- **TASK REQUIREMENTS**
Copy out each line that mentions the word "услуг".

- **LISTED ENTRIES**
[Begin]
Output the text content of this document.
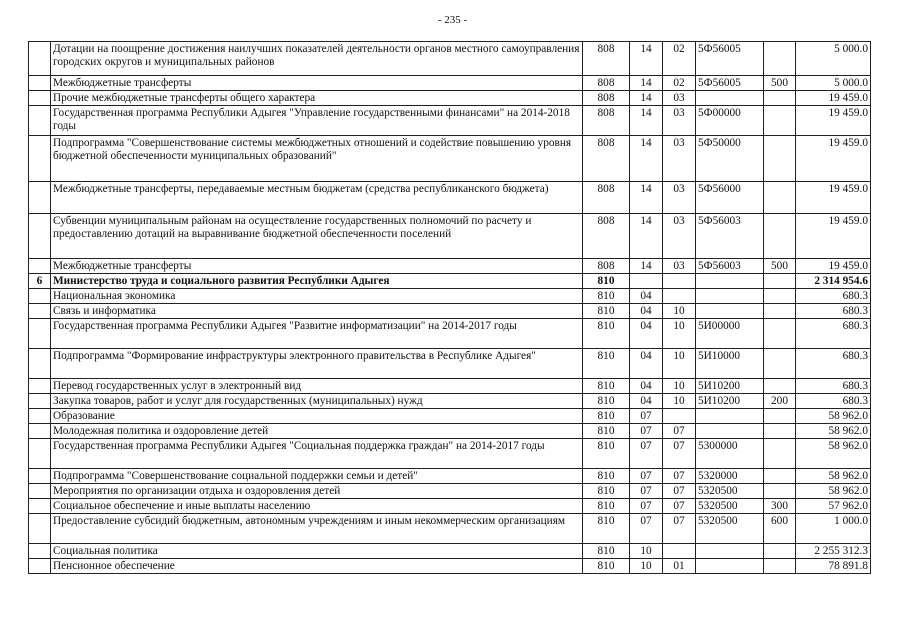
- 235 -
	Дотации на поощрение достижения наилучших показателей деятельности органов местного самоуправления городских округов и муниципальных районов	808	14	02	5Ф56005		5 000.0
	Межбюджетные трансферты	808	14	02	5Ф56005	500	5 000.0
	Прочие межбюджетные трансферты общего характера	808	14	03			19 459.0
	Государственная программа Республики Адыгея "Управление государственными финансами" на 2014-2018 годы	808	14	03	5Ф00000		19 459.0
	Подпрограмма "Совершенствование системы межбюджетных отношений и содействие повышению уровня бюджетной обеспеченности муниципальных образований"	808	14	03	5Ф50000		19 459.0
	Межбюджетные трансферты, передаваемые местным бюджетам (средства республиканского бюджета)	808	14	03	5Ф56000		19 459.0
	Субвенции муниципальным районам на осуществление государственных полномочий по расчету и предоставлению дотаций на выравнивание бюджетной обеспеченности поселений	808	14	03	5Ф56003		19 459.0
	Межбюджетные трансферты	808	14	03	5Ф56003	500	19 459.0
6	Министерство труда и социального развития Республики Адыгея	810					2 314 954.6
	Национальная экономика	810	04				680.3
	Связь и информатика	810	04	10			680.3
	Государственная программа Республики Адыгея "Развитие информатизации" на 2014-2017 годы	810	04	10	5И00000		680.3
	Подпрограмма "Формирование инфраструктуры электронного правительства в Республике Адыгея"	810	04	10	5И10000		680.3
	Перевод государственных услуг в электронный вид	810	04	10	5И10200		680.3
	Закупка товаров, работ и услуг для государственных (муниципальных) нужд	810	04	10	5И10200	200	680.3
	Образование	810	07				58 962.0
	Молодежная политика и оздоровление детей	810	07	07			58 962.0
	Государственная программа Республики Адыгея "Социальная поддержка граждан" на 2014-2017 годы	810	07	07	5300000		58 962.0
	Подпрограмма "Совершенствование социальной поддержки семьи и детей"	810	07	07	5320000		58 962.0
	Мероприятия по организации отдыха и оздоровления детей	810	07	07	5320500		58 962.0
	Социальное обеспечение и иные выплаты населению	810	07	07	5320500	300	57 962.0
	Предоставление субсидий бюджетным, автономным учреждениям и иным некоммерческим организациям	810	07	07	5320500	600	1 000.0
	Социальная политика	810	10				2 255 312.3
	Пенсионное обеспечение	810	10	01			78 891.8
[End]
- **EXERCISE RESPONSE**
	Перевод государственных услуг в электронный вид	810	04	10	5И10200		680.3
	Закупка товаров, работ и услуг для государственных (муниципальных) нужд	810	04	10	5И10200	200	680.3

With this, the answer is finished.